Data excerpts:
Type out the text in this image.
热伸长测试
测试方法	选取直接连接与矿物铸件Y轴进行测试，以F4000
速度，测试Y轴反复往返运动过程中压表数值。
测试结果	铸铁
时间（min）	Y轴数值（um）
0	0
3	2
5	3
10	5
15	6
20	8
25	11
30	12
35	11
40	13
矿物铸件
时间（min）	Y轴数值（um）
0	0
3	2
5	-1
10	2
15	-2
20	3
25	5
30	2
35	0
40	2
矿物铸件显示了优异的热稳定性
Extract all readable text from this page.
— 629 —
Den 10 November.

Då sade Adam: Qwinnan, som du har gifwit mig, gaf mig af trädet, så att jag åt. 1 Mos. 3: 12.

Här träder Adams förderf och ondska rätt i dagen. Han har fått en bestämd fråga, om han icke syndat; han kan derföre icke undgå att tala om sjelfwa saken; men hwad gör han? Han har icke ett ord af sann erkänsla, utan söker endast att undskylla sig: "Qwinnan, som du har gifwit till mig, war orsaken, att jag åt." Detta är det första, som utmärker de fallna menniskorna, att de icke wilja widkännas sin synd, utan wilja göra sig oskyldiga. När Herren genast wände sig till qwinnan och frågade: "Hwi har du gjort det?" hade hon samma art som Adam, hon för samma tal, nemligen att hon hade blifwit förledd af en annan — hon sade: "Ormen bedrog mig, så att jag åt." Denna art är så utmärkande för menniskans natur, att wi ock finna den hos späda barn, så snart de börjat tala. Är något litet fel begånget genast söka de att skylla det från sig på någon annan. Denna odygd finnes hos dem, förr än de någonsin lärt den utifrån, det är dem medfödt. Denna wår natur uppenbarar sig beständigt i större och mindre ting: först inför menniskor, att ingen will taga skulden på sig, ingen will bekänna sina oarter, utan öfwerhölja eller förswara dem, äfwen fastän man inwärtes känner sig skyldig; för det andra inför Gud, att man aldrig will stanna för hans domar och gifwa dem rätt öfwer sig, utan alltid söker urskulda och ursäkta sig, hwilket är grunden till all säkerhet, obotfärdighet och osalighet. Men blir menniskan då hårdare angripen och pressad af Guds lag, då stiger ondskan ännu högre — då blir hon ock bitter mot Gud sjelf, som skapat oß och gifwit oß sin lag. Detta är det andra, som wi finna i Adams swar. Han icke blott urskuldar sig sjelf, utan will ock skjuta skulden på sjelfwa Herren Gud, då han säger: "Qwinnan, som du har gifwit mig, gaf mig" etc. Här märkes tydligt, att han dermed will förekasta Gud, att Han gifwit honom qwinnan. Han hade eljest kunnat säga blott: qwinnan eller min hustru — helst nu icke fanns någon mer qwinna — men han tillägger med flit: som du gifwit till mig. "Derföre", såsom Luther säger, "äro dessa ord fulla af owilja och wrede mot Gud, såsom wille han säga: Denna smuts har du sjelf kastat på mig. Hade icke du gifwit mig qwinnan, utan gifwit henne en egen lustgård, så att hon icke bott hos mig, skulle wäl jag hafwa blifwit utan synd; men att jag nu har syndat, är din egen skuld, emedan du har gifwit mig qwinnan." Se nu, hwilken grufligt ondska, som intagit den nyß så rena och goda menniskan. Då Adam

• [Description of the task]:
Write out the entries above word for word.

• [Solution to the problem]:
Type out the text in this image.
热伸长测试
测试方法	选取直接连接与矿物铸件Y轴进行测试，以F4000
速度，测试Y轴反复往返运动过程中压表数值。
测试结果	铸铁
时间（min）	Y轴数值（um）
0	0
3	2
5	3
10	5
15	6
20	8
25	11
30	12
35	11
40	13
矿物铸件
时间（min）	Y轴数值（um）
0	0
3	2
5	-1
10	2
15	-2
20	3
25	5
30	2
35	0
40	2
矿物铸件显示了优异的热稳定性
Extract all readable text from this page.
— 629 —
Den 10 November.

Då sade Adam: Qwinnan, som du har gifwit mig, gaf mig af trädet, så att jag åt. 1 Mos. 3: 12.

Här träder Adams förderf och ondska rätt i dagen. Han har fått en bestämd fråga, om han icke syndat; han kan derföre icke undgå att tala om sjelfwa saken; men hwad gör han? Han har icke ett ord af sann erkänsla, utan söker endast att undskylla sig: "Qwinnan, som du har gifwit till mig, war orsaken, att jag åt." Detta är det första, som utmärker de fallna menniskorna, att de icke wilja widkännas sin synd, utan wilja göra sig oskyldiga. När Herren genast wände sig till qwinnan och frågade: "Hwi har du gjort det?" hade hon samma art som Adam, hon för samma tal, nemligen att hon hade blifwit förledd af en annan — hon sade: "Ormen bedrog mig, så att jag åt." Denna art är så utmärkande för menniskans natur, att wi ock finna den hos späda barn, så snart de börjat tala. Är något litet fel begånget genast söka de att skylla det från sig på någon annan. Denna odygd finnes hos dem, förr än de någonsin lärt den utifrån, det är dem medfödt. Denna wår natur uppenbarar sig beständigt i större och mindre ting: först inför menniskor, att ingen will taga skulden på sig, ingen will bekänna sina oarter, utan öfwerhölja eller förswara dem, äfwen fastän man inwärtes känner sig skyldig; för det andra inför Gud, att man aldrig will stanna för hans domar och gifwa dem rätt öfwer sig, utan alltid söker urskulda och ursäkta sig, hwilket är grunden till all säkerhet, obotfärdighet och osalighet. Men blir menniskan då hårdare angripen och pressad af Guds lag, då stiger ondskan ännu högre — då blir hon ock bitter mot Gud sjelf, som skapat oß och gifwit oß sin lag. Detta är det andra, som wi finna i Adams swar. Han icke blott urskuldar sig sjelf, utan will ock skjuta skulden på sjelfwa Herren Gud, då han säger: "Qwinnan, som du har gifwit mig, gaf mig" etc. Här märkes tydligt, att han dermed will förekasta Gud, att Han gifwit honom qwinnan. Han hade eljest kunnat säga blott: qwinnan eller min hustru — helst nu icke fanns någon mer qwinna — men han tillägger med flit: som du gifwit till mig. "Derföre", såsom Luther säger, "äro dessa ord fulla af owilja och wrede mot Gud, såsom wille han säga: Denna smuts har du sjelf kastat på mig. Hade icke du gifwit mig qwinnan, utan gifwit henne en egen lustgård, så att hon icke bott hos mig, skulle wäl jag hafwa blifwit utan synd; men att jag nu har syndat, är din egen skuld, emedan du har gifwit mig qwinnan." Se nu, hwilken grufligt ondska, som intagit den nyß så rena och goda menniskan. Då Adam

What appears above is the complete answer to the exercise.